ASSIGNMENT —
Gather, from the listing beneath this task, every line holding the string "Platform".
******************************
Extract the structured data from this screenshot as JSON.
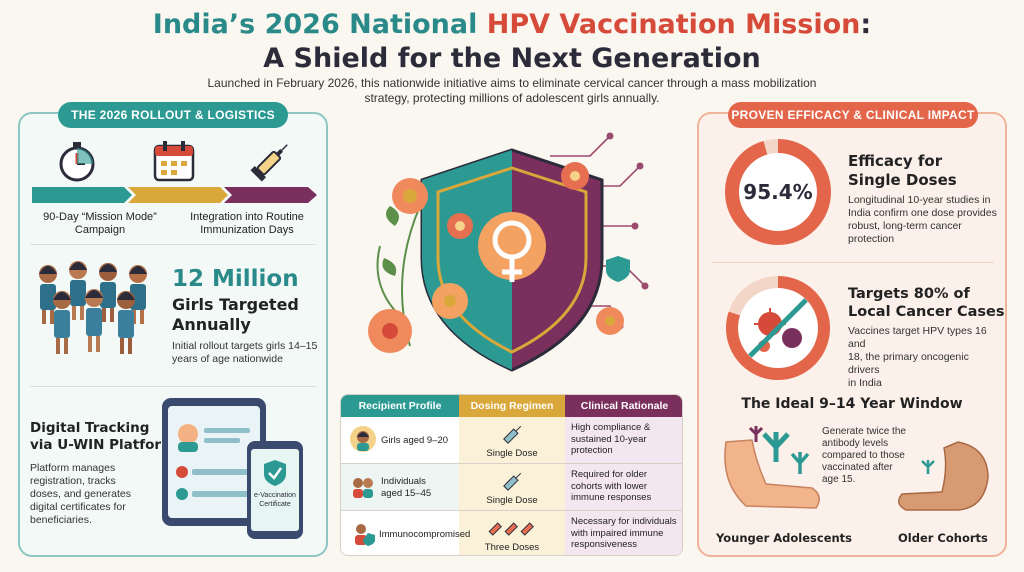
{
  "header": {
    "title_part1": "India’s 2026 National ",
    "title_part2": "HPV Vaccination Mission",
    "title_part3": ":",
    "title_line2": "A Shield for the Next Generation",
    "subtitle": "Launched in February 2026, this nationwide initiative aims to eliminate cervical cancer through a mass mobilization strategy, protecting millions of adolescent girls annually."
  },
  "left_panel": {
    "pill": "THE 2026 ROLLOUT & LOGISTICS",
    "icons": [
      "stopwatch-icon",
      "calendar-icon",
      "syringe-icon"
    ],
    "captions": {
      "c1_line1": "90-Day “Mission Mode”",
      "c1_line2": "Campaign",
      "c2_line1": "Integration into Routine",
      "c2_line2": "Immunization Days"
    },
    "girls": {
      "number": "12 Million",
      "heading_line1": "Girls Targeted",
      "heading_line2": "Annually",
      "body_line1": "Initial rollout targets girls 14–15",
      "body_line2": "years of age nationwide"
    },
    "tracking": {
      "heading_line1": "Digital Tracking",
      "heading_line2": "via U-WIN Platform",
      "body_line1": "Platform manages",
      "body_line2": "registration, tracks",
      "body_line3": "doses, and generates",
      "body_line4": "digital certificates for",
      "body_line5": "beneficiaries.",
      "phone_line1": "e-Vaccination",
      "phone_line2": "Certificate"
    }
  },
  "table": {
    "headers": [
      "Recipient Profile",
      "Dosing Regimen",
      "Clinical Rationale"
    ],
    "rows": [
      {
        "profile_l1": "Girls aged 9–20",
        "profile_l2": "",
        "dose": "Single Dose",
        "rat_l1": "High compliance &",
        "rat_l2": "sustained 10-year",
        "rat_l3": "protection"
      },
      {
        "profile_l1": "Individuals",
        "profile_l2": "aged 15–45",
        "dose": "Single Dose",
        "rat_l1": "Required for older",
        "rat_l2": "cohorts with lower",
        "rat_l3": "immune responses"
      },
      {
        "profile_l1": "Immunocompromised",
        "profile_l2": "",
        "dose": "Three Doses",
        "rat_l1": "Necessary for individuals",
        "rat_l2": "with impaired immune",
        "rat_l3": "responsiveness"
      }
    ]
  },
  "right_panel": {
    "pill": "PROVEN EFFICACY & CLINICAL IMPACT",
    "efficacy": {
      "value": "95.4%",
      "gauge_fraction": 0.954,
      "heading_line1": "Efficacy for",
      "heading_line2": "Single Doses",
      "body_line1": "Longitudinal 10-year studies in",
      "body_line2": "India confirm one dose provides",
      "body_line3": "robust, long-term cancer",
      "body_line4": "protection"
    },
    "cases": {
      "heading_line1": "Targets 80% of",
      "heading_line2": "Local Cancer Cases",
      "gauge_fraction": 0.8,
      "body_line1": "Vaccines target HPV types 16 and",
      "body_line2": "18, the primary oncogenic drivers",
      "body_line3": "in India"
    },
    "window": {
      "heading": "The Ideal 9–14 Year Window",
      "body_line1": "Generate twice the",
      "body_line2": "antibody levels",
      "body_line3": "compared to those",
      "body_line4": "vaccinated after",
      "body_line5": "age 15.",
      "label_young": "Younger Adolescents",
      "label_old": "Older Cohorts"
    }
  },
  "colors": {
    "teal": "#2a8a8a",
    "coral": "#e3664a",
    "gold": "#d9a73a",
    "plum": "#7a2f5c"
  }
}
******************************
SOLUTION TO THE EXERCISE —
      "heading_line2": "via U-WIN Platform",
      "body_line1": "Platform manages",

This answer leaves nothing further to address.